Collected data:
****
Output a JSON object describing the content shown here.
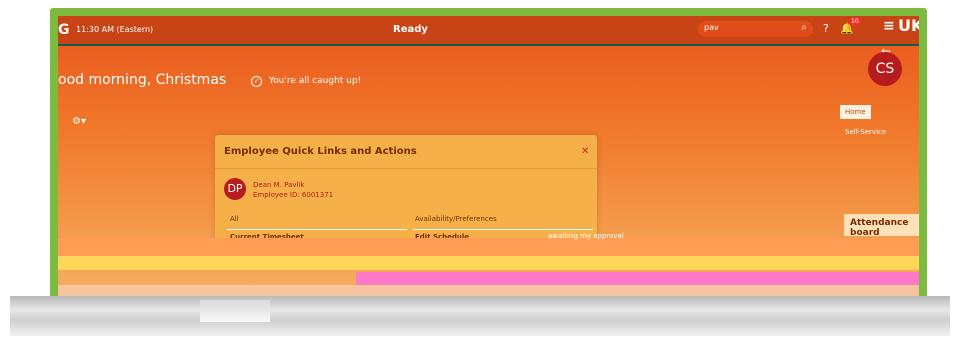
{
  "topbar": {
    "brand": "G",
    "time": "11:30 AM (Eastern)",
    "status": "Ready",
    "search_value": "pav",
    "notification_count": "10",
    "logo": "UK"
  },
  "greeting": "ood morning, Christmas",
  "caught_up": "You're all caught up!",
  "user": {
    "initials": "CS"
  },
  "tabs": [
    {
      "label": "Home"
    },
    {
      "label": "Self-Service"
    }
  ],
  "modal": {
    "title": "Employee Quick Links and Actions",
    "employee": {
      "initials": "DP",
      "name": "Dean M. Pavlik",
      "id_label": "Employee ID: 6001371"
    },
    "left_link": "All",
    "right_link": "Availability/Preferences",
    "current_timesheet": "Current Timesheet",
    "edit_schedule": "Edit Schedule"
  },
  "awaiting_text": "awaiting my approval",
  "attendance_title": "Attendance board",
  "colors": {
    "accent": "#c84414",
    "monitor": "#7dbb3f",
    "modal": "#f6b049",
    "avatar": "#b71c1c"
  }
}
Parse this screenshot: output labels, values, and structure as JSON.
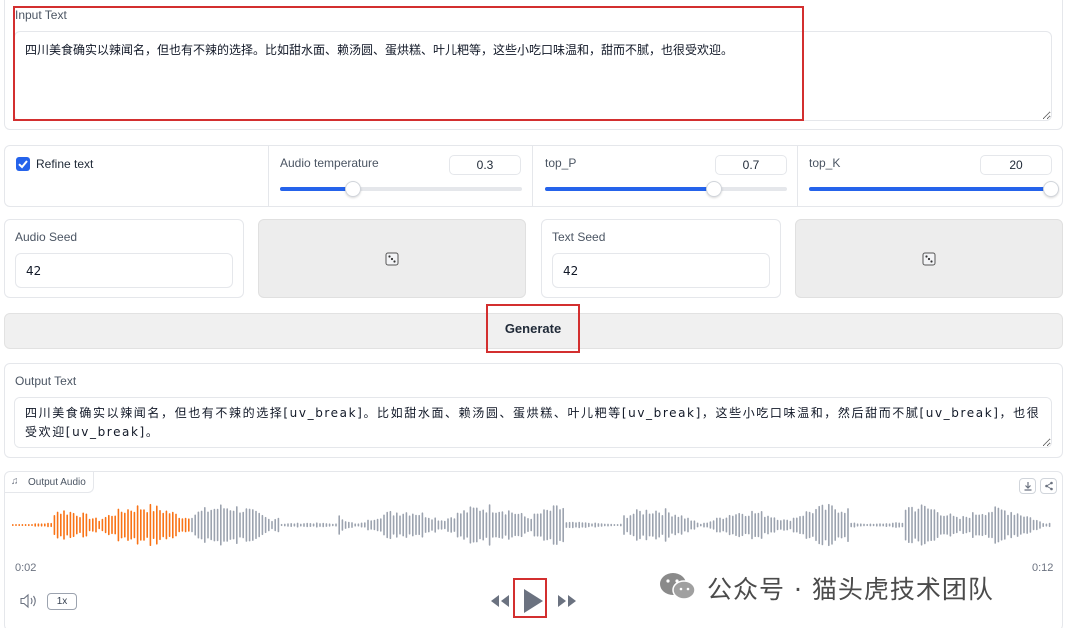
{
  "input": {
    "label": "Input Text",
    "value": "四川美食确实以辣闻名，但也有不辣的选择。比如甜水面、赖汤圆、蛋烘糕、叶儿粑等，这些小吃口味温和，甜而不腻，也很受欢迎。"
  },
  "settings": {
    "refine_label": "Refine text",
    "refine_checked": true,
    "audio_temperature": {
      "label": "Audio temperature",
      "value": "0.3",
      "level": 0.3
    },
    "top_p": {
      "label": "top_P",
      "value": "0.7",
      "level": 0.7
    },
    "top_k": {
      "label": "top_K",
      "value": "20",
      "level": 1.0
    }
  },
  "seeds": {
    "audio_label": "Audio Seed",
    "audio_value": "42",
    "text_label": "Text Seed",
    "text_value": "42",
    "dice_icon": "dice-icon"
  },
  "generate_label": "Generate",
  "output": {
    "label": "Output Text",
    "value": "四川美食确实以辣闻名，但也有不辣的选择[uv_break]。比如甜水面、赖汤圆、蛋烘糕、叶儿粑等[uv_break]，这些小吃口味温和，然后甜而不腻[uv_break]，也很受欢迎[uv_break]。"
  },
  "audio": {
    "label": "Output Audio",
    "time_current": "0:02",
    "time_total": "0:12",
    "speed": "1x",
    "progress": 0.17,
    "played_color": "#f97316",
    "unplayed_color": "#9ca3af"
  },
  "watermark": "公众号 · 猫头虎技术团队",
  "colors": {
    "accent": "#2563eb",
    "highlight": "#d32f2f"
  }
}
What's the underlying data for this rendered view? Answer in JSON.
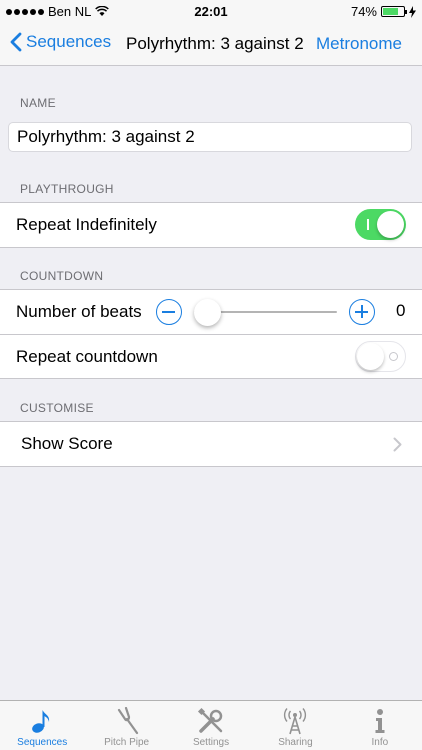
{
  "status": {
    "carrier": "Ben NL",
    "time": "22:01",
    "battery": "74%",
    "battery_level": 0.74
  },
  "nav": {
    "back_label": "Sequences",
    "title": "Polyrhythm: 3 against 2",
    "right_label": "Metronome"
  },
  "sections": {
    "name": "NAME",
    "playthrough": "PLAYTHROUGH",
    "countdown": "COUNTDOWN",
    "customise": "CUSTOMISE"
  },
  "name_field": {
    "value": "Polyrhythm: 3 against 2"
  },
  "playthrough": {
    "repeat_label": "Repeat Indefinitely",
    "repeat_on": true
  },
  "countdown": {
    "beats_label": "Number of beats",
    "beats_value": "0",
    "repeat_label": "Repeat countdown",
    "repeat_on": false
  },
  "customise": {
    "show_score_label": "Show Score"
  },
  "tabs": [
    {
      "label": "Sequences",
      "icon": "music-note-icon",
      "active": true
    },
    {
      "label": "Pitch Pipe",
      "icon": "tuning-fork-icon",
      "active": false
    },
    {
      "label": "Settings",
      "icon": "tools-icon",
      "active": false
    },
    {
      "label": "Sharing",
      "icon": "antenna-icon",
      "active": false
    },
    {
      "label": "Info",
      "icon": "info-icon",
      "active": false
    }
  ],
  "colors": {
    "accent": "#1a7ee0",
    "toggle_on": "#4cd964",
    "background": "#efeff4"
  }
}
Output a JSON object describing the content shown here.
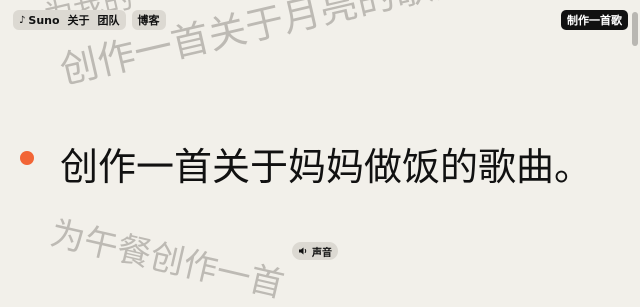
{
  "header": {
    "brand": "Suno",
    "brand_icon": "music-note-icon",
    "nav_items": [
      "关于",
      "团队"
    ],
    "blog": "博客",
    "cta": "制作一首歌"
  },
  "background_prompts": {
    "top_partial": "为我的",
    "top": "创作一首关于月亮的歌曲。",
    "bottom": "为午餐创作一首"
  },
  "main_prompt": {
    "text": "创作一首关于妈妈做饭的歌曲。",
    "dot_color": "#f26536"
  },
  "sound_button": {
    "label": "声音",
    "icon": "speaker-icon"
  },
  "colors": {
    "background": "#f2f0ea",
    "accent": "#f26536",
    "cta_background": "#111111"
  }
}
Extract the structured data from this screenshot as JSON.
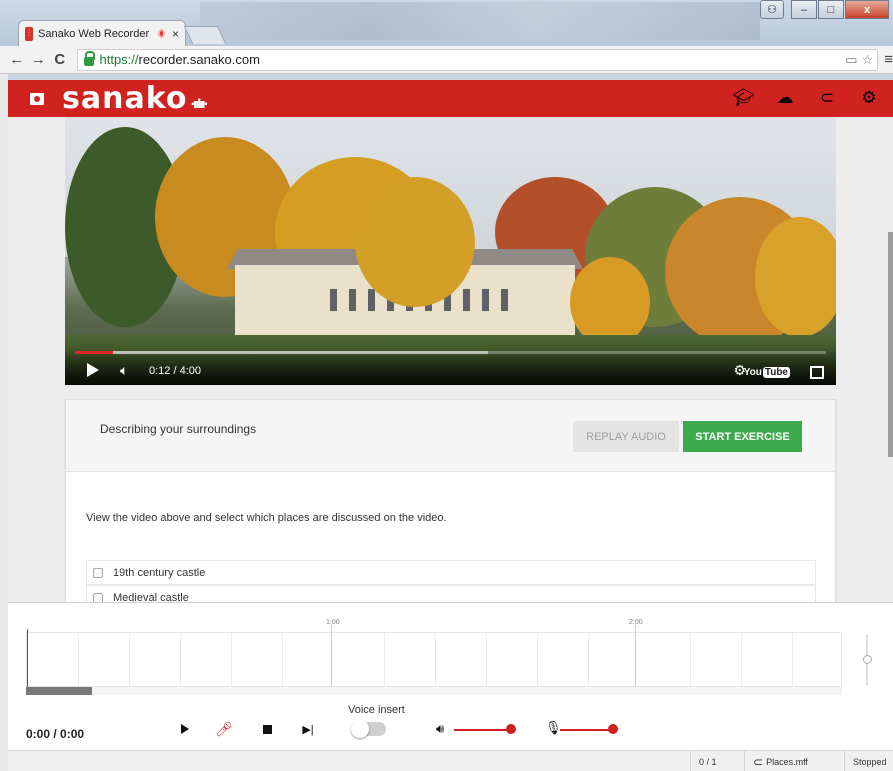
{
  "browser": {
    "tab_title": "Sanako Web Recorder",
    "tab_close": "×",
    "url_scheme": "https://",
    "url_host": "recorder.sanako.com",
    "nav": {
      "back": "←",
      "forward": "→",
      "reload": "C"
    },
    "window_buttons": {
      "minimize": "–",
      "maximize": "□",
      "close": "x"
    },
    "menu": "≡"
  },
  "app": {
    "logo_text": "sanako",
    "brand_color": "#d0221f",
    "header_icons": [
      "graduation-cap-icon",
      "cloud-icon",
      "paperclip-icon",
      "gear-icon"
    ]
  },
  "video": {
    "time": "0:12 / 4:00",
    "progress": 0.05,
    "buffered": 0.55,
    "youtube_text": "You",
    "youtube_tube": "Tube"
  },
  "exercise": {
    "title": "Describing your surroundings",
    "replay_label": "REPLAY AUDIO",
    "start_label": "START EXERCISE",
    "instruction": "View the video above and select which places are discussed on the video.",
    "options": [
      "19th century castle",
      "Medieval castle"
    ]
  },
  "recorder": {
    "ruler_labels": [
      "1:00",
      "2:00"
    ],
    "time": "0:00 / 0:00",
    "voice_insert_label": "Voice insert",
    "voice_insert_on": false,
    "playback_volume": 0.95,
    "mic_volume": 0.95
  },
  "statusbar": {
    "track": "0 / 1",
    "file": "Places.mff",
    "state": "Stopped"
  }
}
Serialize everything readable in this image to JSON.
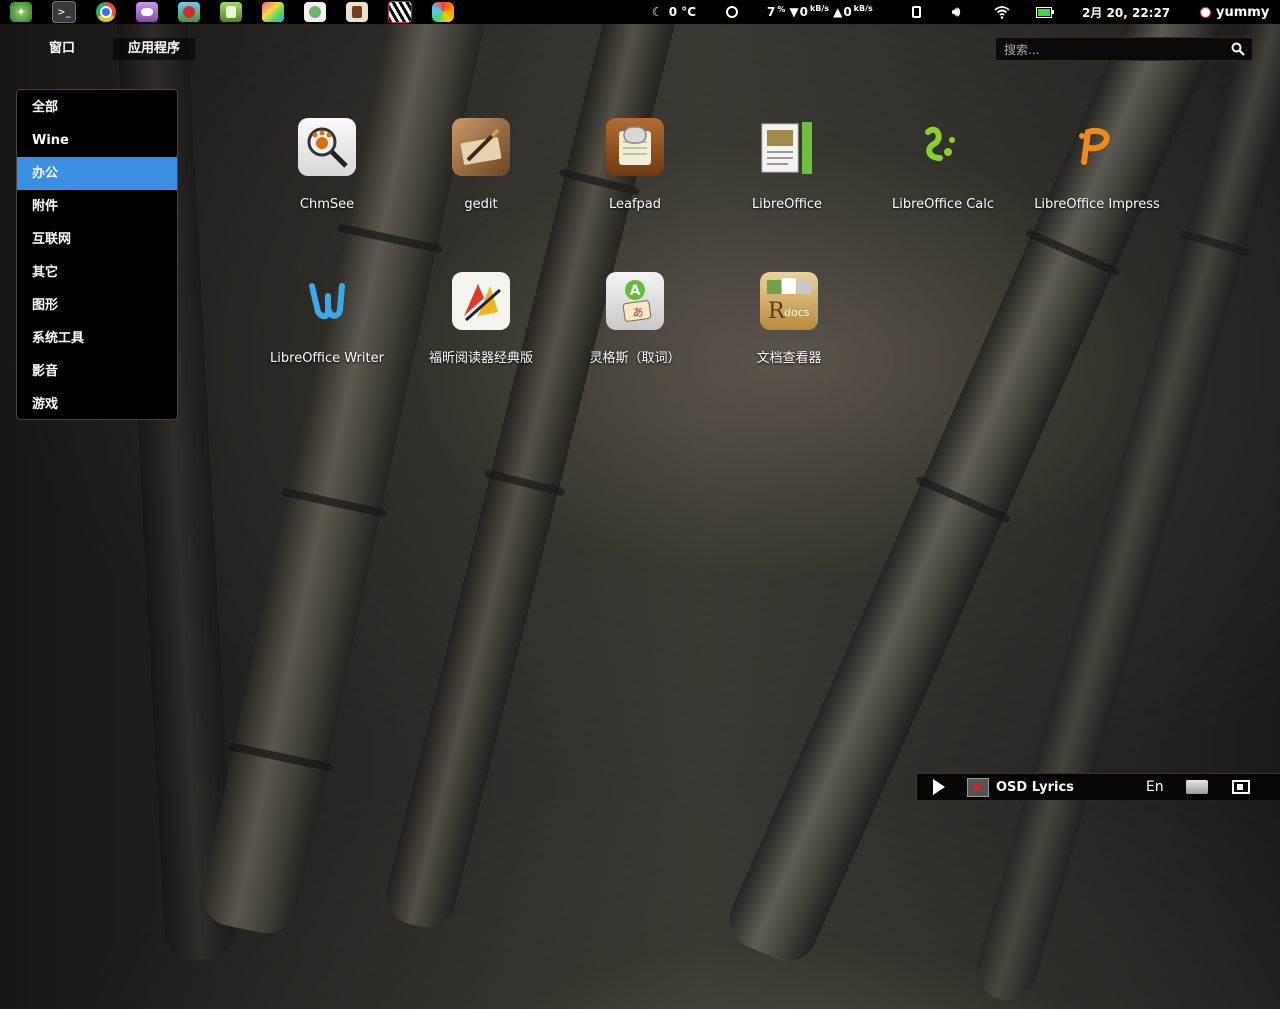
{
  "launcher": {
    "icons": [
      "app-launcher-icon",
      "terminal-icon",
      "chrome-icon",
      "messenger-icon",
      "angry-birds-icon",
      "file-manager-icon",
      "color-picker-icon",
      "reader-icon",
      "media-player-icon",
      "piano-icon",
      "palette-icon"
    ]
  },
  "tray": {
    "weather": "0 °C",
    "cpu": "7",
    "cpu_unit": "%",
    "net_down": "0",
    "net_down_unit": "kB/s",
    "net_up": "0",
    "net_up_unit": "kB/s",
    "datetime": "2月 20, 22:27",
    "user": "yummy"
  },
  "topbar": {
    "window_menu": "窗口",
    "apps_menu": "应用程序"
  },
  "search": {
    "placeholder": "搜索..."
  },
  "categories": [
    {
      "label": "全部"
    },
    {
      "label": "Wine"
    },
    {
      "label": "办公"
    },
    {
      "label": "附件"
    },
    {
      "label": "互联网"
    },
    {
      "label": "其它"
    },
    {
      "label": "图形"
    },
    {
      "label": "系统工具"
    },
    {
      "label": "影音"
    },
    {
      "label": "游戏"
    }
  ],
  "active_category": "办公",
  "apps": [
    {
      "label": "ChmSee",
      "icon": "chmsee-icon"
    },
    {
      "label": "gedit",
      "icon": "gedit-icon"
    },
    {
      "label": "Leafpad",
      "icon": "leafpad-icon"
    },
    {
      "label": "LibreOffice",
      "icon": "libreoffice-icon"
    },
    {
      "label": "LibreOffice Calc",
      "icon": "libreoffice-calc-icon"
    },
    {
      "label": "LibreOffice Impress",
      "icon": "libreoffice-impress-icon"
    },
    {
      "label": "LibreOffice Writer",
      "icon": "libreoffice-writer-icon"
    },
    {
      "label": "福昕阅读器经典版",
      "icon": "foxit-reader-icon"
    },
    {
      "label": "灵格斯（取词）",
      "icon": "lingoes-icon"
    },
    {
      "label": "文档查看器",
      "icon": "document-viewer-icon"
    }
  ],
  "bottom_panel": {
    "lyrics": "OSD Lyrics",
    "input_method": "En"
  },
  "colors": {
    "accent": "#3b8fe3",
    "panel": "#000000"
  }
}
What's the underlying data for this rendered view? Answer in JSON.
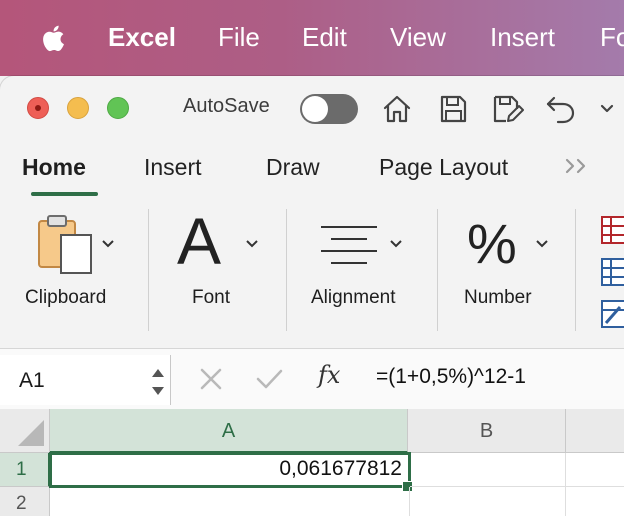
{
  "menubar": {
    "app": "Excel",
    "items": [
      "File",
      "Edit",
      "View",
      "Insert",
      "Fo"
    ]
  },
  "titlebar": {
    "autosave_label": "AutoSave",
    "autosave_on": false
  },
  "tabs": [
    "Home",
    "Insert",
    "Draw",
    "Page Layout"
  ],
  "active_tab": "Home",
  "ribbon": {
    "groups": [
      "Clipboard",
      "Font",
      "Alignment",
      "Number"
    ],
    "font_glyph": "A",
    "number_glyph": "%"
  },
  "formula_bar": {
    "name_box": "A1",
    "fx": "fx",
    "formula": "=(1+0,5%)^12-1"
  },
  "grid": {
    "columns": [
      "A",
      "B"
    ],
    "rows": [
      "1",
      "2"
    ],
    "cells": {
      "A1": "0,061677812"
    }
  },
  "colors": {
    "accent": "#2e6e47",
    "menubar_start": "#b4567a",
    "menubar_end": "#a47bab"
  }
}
****
Show every line from the entries above in which "accent" appears.

    "accent": "#c84414",
    "accent": "#2563eb",
    "accent": "#1a7ee0",
    "accent": "#f26536",
    "accent": "#3b8fe3",
    "accent": "#2e6e47",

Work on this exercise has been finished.